Repeat the records exactly. Every line must match.

* _Stored data_:
- - -

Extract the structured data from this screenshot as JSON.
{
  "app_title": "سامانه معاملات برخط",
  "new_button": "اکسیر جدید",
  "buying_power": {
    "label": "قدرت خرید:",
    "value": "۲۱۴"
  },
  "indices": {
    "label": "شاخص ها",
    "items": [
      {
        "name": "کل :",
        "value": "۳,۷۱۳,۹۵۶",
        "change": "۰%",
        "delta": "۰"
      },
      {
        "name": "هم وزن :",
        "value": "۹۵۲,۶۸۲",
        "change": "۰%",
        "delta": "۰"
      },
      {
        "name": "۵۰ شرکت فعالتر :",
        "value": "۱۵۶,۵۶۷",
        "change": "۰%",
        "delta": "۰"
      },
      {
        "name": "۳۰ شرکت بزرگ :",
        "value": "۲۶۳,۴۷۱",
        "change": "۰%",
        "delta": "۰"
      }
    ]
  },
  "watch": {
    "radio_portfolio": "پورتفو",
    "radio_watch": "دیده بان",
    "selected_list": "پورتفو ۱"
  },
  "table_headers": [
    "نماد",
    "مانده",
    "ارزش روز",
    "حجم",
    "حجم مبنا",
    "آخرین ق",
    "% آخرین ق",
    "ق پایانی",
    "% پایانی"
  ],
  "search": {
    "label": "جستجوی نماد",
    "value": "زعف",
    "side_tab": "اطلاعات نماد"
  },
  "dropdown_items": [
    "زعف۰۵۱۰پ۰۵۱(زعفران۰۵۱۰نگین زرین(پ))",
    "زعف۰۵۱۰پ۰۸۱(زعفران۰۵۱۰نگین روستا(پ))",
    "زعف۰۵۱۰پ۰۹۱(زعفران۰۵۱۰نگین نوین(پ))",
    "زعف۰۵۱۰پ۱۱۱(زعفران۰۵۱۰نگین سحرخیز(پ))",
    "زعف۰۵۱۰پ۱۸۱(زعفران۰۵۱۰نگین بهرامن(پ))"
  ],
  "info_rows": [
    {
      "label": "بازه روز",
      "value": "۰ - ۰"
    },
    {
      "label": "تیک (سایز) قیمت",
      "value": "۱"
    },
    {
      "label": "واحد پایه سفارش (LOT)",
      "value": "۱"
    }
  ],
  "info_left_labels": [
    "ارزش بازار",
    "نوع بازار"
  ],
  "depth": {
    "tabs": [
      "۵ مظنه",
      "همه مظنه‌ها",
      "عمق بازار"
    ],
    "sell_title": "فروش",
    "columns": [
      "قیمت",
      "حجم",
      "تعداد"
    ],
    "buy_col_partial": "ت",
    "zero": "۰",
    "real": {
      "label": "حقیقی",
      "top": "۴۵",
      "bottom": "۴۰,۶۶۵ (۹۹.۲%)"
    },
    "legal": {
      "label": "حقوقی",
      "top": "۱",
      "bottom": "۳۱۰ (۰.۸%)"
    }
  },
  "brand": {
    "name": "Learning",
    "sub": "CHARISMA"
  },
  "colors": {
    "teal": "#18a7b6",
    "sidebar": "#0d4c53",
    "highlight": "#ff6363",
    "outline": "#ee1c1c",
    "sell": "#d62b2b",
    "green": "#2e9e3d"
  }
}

- - -

* _Result_:
Extract the structured data from this screenshot as JSON.
{
  "app_title": "سامانه معاملات برخط",
  "new_button": "اکسیر جدید",
  "buying_power": {
    "label": "قدرت خرید:",
    "value": "۲۱۴"
  },
  "indices": {
    "label": "شاخص ها",
    "items": [
      {
        "name": "کل :",
        "value": "۳,۷۱۳,۹۵۶",
        "change": "۰%",
        "delta": "۰"
      },
      {
        "name": "هم وزن :",
        "value": "۹۵۲,۶۸۲",
        "change": "۰%",
        "delta": "۰"
      },
      {
        "name": "۵۰ شرکت فعالتر :",
        "value": "۱۵۶,۵۶۷",
        "change": "۰%",
        "delta": "۰"
      },
      {
        "name": "۳۰ شرکت بزرگ :",
        "value": "۲۶۳,۴۷۱",
        "change": "۰%",
        "delta": "۰"
      }
    ]
  },
  "watch": {
    "radio_portfolio": "پورتفو",
    "radio_watch": "دیده بان",
    "selected_list": "پورتفو ۱"
  },
  "table_headers": [
    "نماد",
    "مانده",
    "ارزش روز",
    "حجم",
    "حجم مبنا",
    "آخرین ق",
    "% آخرین ق",
    "ق پایانی",
    "% پایانی"
  ],
  "search": {
    "label": "جستجوی نماد",
    "value": "زعف",
    "side_tab": "اطلاعات نماد"
  },
  "dropdown_items": [
    "زعف۰۵۱۰پ۰۵۱(زعفران۰۵۱۰نگین زرین(پ))",
    "زعف۰۵۱۰پ۰۸۱(زعفران۰۵۱۰نگین روستا(پ))",
    "زعف۰۵۱۰پ۰۹۱(زعفران۰۵۱۰نگین نوین(پ))",
    "زعف۰۵۱۰پ۱۱۱(زعفران۰۵۱۰نگین سحرخیز(پ))",
    "زعف۰۵۱۰پ۱۸۱(زعفران۰۵۱۰نگین بهرامن(پ))"
  ],
  "info_rows": [
    {
      "label": "بازه روز",
      "value": "۰ - ۰"
    },
    {
      "label": "تیک (سایز) قیمت",
      "value": "۱"
    },
    {
      "label": "واحد پایه سفارش (LOT)",
      "value": "۱"
    }
  ],
  "info_left_labels": [
    "ارزش بازار",
    "نوع بازار"
  ],
  "depth": {
    "tabs": [
      "۵ مظنه",
      "همه مظنه‌ها",
      "عمق بازار"
    ],
    "sell_title": "فروش",
    "columns": [
      "قیمت",
      "حجم",
      "تعداد"
    ],
    "buy_col_partial": "ت",
    "zero": "۰",
    "real": {
      "label": "حقیقی",
      "top": "۴۵",
      "bottom": "۴۰,۶۶۵ (۹۹.۲%)"
    },
    "legal": {
      "label": "حقوقی",
      "top": "۱",
      "bottom": "۳۱۰ (۰.۸%)"
    }
  },
  "brand": {
    "name": "Learning",
    "sub": "CHARISMA"
  },
  "colors": {
    "teal": "#18a7b6",
    "sidebar": "#0d4c53",
    "highlight": "#ff6363",
    "outline": "#ee1c1c",
    "sell": "#d62b2b",
    "green": "#2e9e3d"
  }
}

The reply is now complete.